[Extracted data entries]
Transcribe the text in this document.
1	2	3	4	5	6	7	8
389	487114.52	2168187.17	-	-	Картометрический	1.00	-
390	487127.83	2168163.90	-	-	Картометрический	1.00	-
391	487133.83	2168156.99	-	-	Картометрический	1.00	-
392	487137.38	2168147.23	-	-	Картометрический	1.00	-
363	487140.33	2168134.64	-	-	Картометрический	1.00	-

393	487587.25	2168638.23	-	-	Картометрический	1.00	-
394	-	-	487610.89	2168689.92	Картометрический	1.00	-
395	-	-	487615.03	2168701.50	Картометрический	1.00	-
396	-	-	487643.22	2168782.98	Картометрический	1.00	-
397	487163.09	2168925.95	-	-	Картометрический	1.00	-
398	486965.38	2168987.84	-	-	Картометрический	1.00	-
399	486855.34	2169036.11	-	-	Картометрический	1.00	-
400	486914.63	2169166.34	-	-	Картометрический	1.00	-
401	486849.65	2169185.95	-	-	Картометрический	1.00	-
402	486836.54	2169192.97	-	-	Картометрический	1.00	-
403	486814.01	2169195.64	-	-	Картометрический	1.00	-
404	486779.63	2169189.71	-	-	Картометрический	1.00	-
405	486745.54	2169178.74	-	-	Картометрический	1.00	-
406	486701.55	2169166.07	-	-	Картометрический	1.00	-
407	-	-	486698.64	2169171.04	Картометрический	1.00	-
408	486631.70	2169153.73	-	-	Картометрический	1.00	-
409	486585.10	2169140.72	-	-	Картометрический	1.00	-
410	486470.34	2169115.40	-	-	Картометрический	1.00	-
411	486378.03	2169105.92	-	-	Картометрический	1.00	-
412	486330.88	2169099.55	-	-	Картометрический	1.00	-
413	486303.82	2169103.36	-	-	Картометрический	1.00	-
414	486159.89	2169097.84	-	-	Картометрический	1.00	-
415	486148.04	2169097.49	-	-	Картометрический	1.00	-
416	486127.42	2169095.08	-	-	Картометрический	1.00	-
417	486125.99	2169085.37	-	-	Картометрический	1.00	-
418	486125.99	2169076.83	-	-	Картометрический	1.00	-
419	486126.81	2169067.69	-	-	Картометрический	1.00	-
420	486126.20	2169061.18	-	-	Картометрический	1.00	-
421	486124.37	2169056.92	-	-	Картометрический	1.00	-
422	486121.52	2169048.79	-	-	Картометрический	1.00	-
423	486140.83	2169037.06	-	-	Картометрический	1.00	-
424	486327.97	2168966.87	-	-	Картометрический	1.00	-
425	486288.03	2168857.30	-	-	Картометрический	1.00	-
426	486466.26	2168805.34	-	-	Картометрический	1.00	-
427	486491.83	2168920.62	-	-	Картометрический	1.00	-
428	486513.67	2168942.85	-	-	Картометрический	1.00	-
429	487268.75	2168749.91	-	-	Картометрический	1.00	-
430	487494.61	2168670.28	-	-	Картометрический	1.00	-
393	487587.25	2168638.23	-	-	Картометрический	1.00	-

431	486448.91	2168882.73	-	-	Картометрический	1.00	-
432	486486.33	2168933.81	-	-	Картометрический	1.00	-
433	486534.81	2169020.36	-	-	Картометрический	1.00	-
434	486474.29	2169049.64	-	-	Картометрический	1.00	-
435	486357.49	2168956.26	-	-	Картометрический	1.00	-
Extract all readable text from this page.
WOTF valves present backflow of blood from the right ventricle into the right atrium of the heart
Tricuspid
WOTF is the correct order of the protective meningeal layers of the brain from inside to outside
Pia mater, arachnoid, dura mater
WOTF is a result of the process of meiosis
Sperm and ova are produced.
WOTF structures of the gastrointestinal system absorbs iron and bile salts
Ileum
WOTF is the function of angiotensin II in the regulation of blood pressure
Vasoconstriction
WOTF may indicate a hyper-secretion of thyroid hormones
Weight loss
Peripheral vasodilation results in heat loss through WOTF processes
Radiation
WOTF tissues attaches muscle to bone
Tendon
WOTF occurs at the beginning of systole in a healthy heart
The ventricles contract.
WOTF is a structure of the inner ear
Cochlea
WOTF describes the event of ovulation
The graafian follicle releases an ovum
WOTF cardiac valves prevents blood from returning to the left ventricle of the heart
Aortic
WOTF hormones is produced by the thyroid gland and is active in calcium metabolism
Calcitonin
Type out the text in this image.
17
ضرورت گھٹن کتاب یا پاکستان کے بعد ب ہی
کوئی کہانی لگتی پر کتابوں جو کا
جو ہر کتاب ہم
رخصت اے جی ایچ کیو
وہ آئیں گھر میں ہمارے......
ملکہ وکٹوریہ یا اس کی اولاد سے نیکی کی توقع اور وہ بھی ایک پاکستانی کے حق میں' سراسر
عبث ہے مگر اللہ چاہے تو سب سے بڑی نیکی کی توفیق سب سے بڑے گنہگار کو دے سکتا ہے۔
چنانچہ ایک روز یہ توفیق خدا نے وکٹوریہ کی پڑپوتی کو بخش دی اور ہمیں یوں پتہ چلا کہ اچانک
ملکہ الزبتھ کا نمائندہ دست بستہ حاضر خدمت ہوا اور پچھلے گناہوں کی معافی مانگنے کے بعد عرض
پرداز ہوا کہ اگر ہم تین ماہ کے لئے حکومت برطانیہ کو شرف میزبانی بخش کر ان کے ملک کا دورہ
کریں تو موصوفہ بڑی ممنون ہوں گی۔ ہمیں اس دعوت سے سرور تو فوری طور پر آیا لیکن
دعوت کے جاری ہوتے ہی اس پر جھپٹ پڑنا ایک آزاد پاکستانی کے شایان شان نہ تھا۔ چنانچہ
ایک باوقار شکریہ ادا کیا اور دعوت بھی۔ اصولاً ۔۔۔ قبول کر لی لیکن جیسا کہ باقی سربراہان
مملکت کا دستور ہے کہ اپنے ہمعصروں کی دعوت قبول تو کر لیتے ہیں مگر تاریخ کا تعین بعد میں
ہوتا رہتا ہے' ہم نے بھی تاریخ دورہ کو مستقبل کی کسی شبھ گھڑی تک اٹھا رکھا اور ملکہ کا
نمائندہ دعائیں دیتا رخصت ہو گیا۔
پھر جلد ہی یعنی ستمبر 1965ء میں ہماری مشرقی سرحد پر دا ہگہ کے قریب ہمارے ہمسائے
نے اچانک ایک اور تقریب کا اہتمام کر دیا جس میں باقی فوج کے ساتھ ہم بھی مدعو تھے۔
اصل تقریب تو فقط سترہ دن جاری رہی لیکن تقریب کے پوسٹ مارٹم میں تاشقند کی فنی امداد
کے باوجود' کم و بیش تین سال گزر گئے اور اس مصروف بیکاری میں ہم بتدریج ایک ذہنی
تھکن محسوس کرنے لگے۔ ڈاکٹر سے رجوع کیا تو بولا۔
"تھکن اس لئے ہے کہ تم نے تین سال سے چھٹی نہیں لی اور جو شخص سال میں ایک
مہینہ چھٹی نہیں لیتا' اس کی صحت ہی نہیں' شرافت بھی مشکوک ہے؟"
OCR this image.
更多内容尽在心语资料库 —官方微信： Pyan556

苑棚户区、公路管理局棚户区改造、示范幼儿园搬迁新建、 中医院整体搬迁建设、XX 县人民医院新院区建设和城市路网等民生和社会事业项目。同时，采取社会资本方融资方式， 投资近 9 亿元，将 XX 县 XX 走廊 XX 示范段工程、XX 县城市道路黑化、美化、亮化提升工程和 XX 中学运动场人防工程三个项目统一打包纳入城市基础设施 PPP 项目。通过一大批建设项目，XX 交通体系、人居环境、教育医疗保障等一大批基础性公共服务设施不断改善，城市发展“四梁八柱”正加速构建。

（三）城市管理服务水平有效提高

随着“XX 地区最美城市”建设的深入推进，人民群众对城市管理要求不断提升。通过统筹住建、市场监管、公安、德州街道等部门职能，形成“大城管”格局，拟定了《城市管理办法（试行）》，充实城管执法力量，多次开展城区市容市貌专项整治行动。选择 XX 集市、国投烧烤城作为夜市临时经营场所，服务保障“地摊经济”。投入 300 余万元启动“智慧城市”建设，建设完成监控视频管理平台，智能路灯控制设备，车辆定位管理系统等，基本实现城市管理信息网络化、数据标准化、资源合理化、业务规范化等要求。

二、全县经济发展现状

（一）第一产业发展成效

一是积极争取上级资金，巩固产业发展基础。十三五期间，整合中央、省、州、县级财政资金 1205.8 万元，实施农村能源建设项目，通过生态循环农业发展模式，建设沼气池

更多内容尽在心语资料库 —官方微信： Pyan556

## [WHAT THIS TASK INVOLVES]
List all lines holding the string "توفیق".

## [OUTPUT FOR THIS TASK]
عبث ہے مگر اللہ چاہے تو سب سے بڑی نیکی کی توفیق سب سے بڑے گنہگار کو دے سکتا ہے۔
چنانچہ ایک روز یہ توفیق خدا نے وکٹوریہ کی پڑپوتی کو بخش دی اور ہمیں یوں پتہ چلا کہ اچانک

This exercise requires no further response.